(begin)

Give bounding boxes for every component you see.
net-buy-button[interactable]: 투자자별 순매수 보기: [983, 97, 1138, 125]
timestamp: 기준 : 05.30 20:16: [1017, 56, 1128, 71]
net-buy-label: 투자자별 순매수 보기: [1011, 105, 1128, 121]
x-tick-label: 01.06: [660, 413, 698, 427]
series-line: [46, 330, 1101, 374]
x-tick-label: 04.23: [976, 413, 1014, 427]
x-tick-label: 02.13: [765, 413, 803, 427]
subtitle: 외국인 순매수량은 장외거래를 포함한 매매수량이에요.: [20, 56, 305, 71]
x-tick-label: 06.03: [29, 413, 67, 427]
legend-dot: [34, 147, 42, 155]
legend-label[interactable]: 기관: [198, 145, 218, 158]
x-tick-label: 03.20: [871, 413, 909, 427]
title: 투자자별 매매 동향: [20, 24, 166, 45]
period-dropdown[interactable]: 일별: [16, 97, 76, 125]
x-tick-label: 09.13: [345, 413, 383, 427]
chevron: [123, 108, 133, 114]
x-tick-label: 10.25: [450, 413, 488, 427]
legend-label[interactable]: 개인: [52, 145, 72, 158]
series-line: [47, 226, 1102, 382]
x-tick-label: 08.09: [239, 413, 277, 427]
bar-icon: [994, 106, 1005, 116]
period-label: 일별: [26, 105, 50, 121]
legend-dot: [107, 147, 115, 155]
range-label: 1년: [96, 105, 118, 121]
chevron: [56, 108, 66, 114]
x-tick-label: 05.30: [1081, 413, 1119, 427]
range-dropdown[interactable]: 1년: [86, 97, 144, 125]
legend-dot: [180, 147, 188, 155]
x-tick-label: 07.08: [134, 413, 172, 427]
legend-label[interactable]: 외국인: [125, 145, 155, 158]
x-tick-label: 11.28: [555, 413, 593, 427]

(end)
(begin)

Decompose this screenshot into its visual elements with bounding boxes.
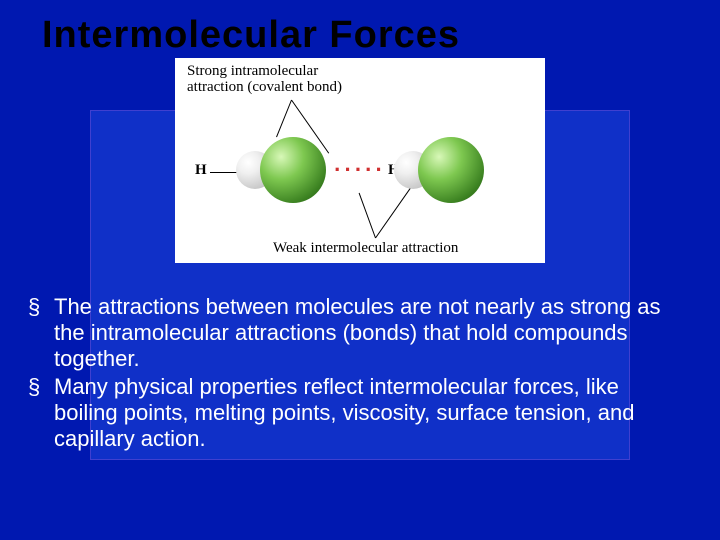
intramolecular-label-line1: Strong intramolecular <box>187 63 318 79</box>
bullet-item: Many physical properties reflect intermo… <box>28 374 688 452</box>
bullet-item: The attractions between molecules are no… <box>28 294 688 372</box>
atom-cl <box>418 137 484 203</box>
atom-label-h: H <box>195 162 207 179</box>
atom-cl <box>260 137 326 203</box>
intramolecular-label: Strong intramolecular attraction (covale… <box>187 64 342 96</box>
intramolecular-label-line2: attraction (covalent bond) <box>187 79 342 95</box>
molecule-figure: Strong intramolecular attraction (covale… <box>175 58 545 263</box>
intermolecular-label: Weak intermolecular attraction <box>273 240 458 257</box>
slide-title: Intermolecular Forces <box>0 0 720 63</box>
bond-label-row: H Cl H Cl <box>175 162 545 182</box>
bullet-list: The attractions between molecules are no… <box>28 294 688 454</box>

(end)
(begin)

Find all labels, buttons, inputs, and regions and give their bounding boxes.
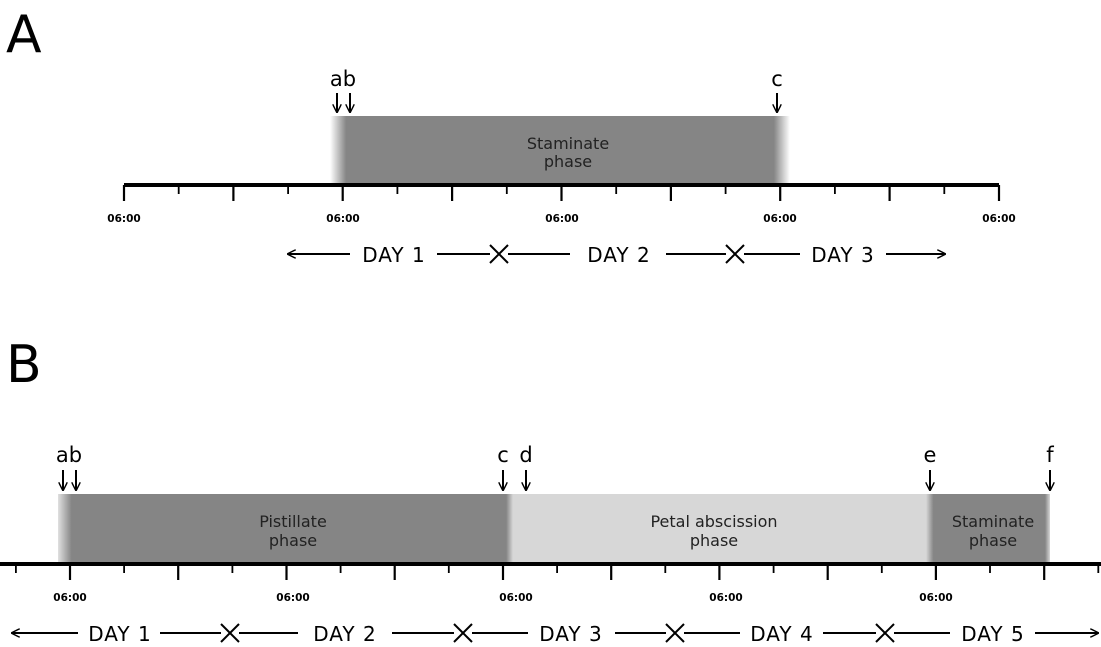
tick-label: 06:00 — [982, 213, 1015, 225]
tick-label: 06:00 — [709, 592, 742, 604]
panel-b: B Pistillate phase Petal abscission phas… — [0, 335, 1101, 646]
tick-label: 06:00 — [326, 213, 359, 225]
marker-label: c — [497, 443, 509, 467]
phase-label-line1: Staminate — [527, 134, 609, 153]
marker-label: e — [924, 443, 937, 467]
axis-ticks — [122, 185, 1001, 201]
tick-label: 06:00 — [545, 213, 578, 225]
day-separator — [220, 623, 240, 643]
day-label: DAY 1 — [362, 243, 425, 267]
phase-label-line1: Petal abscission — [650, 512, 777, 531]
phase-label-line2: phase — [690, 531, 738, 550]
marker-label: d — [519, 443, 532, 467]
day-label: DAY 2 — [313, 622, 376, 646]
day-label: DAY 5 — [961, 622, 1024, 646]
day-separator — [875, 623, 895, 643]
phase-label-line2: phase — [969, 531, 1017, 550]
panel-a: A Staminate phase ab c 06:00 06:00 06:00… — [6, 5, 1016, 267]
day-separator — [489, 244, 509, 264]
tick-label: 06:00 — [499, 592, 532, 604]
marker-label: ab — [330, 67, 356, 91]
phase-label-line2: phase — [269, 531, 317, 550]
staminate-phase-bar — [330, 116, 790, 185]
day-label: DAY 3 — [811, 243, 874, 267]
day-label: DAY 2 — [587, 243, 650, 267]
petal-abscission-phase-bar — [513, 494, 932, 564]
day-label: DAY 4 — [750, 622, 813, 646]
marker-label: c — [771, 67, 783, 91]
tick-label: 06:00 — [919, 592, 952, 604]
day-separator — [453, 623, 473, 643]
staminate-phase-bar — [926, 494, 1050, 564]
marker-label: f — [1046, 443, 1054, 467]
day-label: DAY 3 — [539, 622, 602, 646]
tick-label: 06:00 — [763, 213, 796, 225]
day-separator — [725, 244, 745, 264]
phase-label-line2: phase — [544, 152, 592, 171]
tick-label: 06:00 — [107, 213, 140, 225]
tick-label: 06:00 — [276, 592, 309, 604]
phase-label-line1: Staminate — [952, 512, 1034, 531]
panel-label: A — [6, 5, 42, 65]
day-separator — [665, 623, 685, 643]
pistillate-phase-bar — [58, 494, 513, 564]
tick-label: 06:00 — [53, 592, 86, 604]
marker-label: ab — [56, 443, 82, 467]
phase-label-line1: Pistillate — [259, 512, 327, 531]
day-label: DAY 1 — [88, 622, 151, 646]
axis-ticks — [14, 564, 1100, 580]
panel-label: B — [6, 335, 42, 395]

(end)

▸ **PROBLEM TO WORK ON**
Format the lines between the one containing "Give bounding boxes" and the one containing "title: 투자자별 매매 동향: [20, 24, 166, 45]", inclusive, as a JSON list of strings, one string per line, with blank lines omitted.

▸ **SOLUTION BELOW**
[
  "Give bounding boxes for every component you see.",
  "net-buy-button[interactable]: 투자자별 순매수 보기: [983, 97, 1138, 125]",
  "timestamp: 기준 : 05.30 20:16: [1017, 56, 1128, 71]",
  "net-buy-label: 투자자별 순매수 보기: [1011, 105, 1128, 121]",
  "x-tick-label: 01.06: [660, 413, 698, 427]",
  "series-line: [46, 330, 1101, 374]",
  "x-tick-label: 04.23: [976, 413, 1014, 427]",
  "x-tick-label: 02.13: [765, 413, 803, 427]",
  "subtitle: 외국인 순매수량은 장외거래를 포함한 매매수량이에요.: [20, 56, 305, 71]",
  "x-tick-label: 06.03: [29, 413, 67, 427]",
  "legend-dot: [34, 147, 42, 155]",
  "legend-label[interactable]: 기관: [198, 145, 218, 158]",
  "x-tick-label: 03.20: [871, 413, 909, 427]",
  "title: 투자자별 매매 동향: [20, 24, 166, 45]"
]